Directive
Repeat every entry word for word, skipping the pictures.

%%

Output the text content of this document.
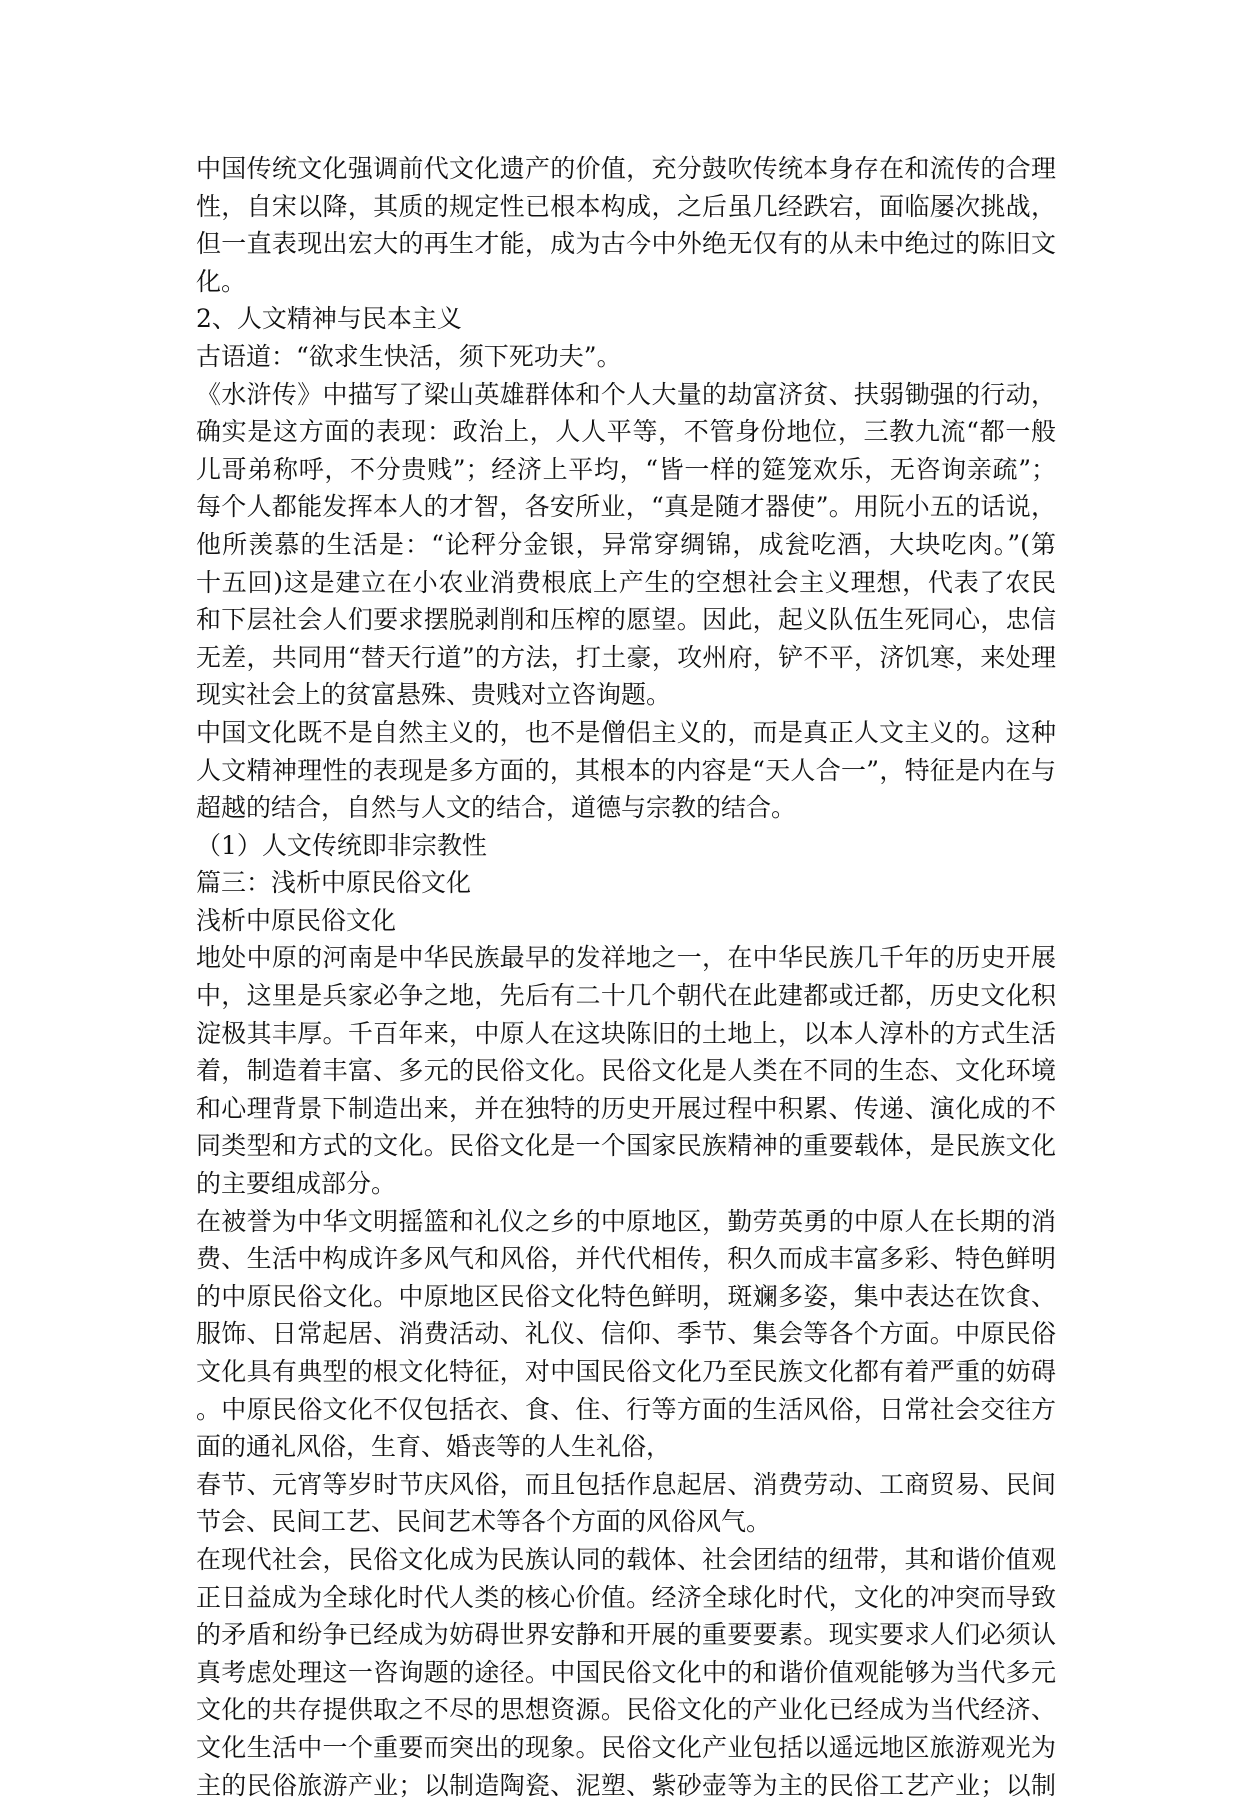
中国传统文化强调前代文化遗产的价值，充分鼓吹传统本身存在和流传的合理
性，自宋以降，其质的规定性已根本构成，之后虽几经跌宕，面临屡次挑战，
但一直表现出宏大的再生才能，成为古今中外绝无仅有的从未中绝过的陈旧文
化。
2、人文精神与民本主义
古语道：“欲求生快活，须下死功夫”。
《水浒传》中描写了梁山英雄群体和个人大量的劫富济贫、扶弱锄强的行动，
确实是这方面的表现：政治上，人人平等，不管身份地位，三教九流“都一般
儿哥弟称呼，不分贵贱”；经济上平均，“皆一样的筵笼欢乐，无咨询亲疏”；
每个人都能发挥本人的才智，各安所业，“真是随才器使”。用阮小五的话说，
他所羡慕的生活是：“论秤分金银，异常穿绸锦，成瓮吃酒，大块吃肉。”(第
十五回)这是建立在小农业消费根底上产生的空想社会主义理想，代表了农民
和下层社会人们要求摆脱剥削和压榨的愿望。因此，起义队伍生死同心，忠信
无差，共同用“替天行道”的方法，打土豪，攻州府，铲不平，济饥寒，来处理
现实社会上的贫富悬殊、贵贱对立咨询题。
中国文化既不是自然主义的，也不是僧侣主义的，而是真正人文主义的。这种
人文精神理性的表现是多方面的，其根本的内容是“天人合一”，特征是内在与
超越的结合，自然与人文的结合，道德与宗教的结合。
（1）人文传统即非宗教性
篇三：浅析中原民俗文化
浅析中原民俗文化
地处中原的河南是中华民族最早的发祥地之一，在中华民族几千年的历史开展
中，这里是兵家必争之地，先后有二十几个朝代在此建都或迁都，历史文化积
淀极其丰厚。千百年来，中原人在这块陈旧的土地上，以本人淳朴的方式生活
着，制造着丰富、多元的民俗文化。民俗文化是人类在不同的生态、文化环境
和心理背景下制造出来，并在独特的历史开展过程中积累、传递、演化成的不
同类型和方式的文化。民俗文化是一个国家民族精神的重要载体，是民族文化
的主要组成部分。
在被誉为中华文明摇篮和礼仪之乡的中原地区，勤劳英勇的中原人在长期的消
费、生活中构成许多风气和风俗，并代代相传，积久而成丰富多彩、特色鲜明
的中原民俗文化。中原地区民俗文化特色鲜明，斑斓多姿，集中表达在饮食、
服饰、日常起居、消费活动、礼仪、信仰、季节、集会等各个方面。中原民俗
文化具有典型的根文化特征，对中国民俗文化乃至民族文化都有着严重的妨碍
。中原民俗文化不仅包括衣、食、住、行等方面的生活风俗，日常社会交往方
面的通礼风俗，生育、婚丧等的人生礼俗，
春节、元宵等岁时节庆风俗，而且包括作息起居、消费劳动、工商贸易、民间
节会、民间工艺、民间艺术等各个方面的风俗风气。
在现代社会，民俗文化成为民族认同的载体、社会团结的纽带，其和谐价值观
正日益成为全球化时代人类的核心价值。经济全球化时代，文化的冲突而导致
的矛盾和纷争已经成为妨碍世界安静和开展的重要要素。现实要求人们必须认
真考虑处理这一咨询题的途径。中国民俗文化中的和谐价值观能够为当代多元
文化的共存提供取之不尽的思想资源。民俗文化的产业化已经成为当代经济、
文化生活中一个重要而突出的现象。民俗文化产业包括以遥远地区旅游观光为
主的民俗旅游产业；以制造陶瓷、泥塑、紫砂壶等为主的民俗工艺产业；以制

%%

Result for this exercise
Output the text content of this document.
中国传统文化强调前代文化遗产的价值，充分鼓吹传统本身存在和流传的合理
性，自宋以降，其质的规定性已根本构成，之后虽几经跌宕，面临屡次挑战，
但一直表现出宏大的再生才能，成为古今中外绝无仅有的从未中绝过的陈旧文
化。
2、人文精神与民本主义
古语道：“欲求生快活，须下死功夫”。
《水浒传》中描写了梁山英雄群体和个人大量的劫富济贫、扶弱锄强的行动，
确实是这方面的表现：政治上，人人平等，不管身份地位，三教九流“都一般
儿哥弟称呼，不分贵贱”；经济上平均，“皆一样的筵笼欢乐，无咨询亲疏”；
每个人都能发挥本人的才智，各安所业，“真是随才器使”。用阮小五的话说，
他所羡慕的生活是：“论秤分金银，异常穿绸锦，成瓮吃酒，大块吃肉。”(第
十五回)这是建立在小农业消费根底上产生的空想社会主义理想，代表了农民
和下层社会人们要求摆脱剥削和压榨的愿望。因此，起义队伍生死同心，忠信
无差，共同用“替天行道”的方法，打土豪，攻州府，铲不平，济饥寒，来处理
现实社会上的贫富悬殊、贵贱对立咨询题。
中国文化既不是自然主义的，也不是僧侣主义的，而是真正人文主义的。这种
人文精神理性的表现是多方面的，其根本的内容是“天人合一”，特征是内在与
超越的结合，自然与人文的结合，道德与宗教的结合。
（1）人文传统即非宗教性
篇三：浅析中原民俗文化
浅析中原民俗文化
地处中原的河南是中华民族最早的发祥地之一，在中华民族几千年的历史开展
中，这里是兵家必争之地，先后有二十几个朝代在此建都或迁都，历史文化积
淀极其丰厚。千百年来，中原人在这块陈旧的土地上，以本人淳朴的方式生活
着，制造着丰富、多元的民俗文化。民俗文化是人类在不同的生态、文化环境
和心理背景下制造出来，并在独特的历史开展过程中积累、传递、演化成的不
同类型和方式的文化。民俗文化是一个国家民族精神的重要载体，是民族文化
的主要组成部分。
在被誉为中华文明摇篮和礼仪之乡的中原地区，勤劳英勇的中原人在长期的消
费、生活中构成许多风气和风俗，并代代相传，积久而成丰富多彩、特色鲜明
的中原民俗文化。中原地区民俗文化特色鲜明，斑斓多姿，集中表达在饮食、
服饰、日常起居、消费活动、礼仪、信仰、季节、集会等各个方面。中原民俗
文化具有典型的根文化特征，对中国民俗文化乃至民族文化都有着严重的妨碍
。中原民俗文化不仅包括衣、食、住、行等方面的生活风俗，日常社会交往方
面的通礼风俗，生育、婚丧等的人生礼俗，
春节、元宵等岁时节庆风俗，而且包括作息起居、消费劳动、工商贸易、民间
节会、民间工艺、民间艺术等各个方面的风俗风气。
在现代社会，民俗文化成为民族认同的载体、社会团结的纽带，其和谐价值观
正日益成为全球化时代人类的核心价值。经济全球化时代，文化的冲突而导致
的矛盾和纷争已经成为妨碍世界安静和开展的重要要素。现实要求人们必须认
真考虑处理这一咨询题的途径。中国民俗文化中的和谐价值观能够为当代多元
文化的共存提供取之不尽的思想资源。民俗文化的产业化已经成为当代经济、
文化生活中一个重要而突出的现象。民俗文化产业包括以遥远地区旅游观光为
主的民俗旅游产业；以制造陶瓷、泥塑、紫砂壶等为主的民俗工艺产业；以制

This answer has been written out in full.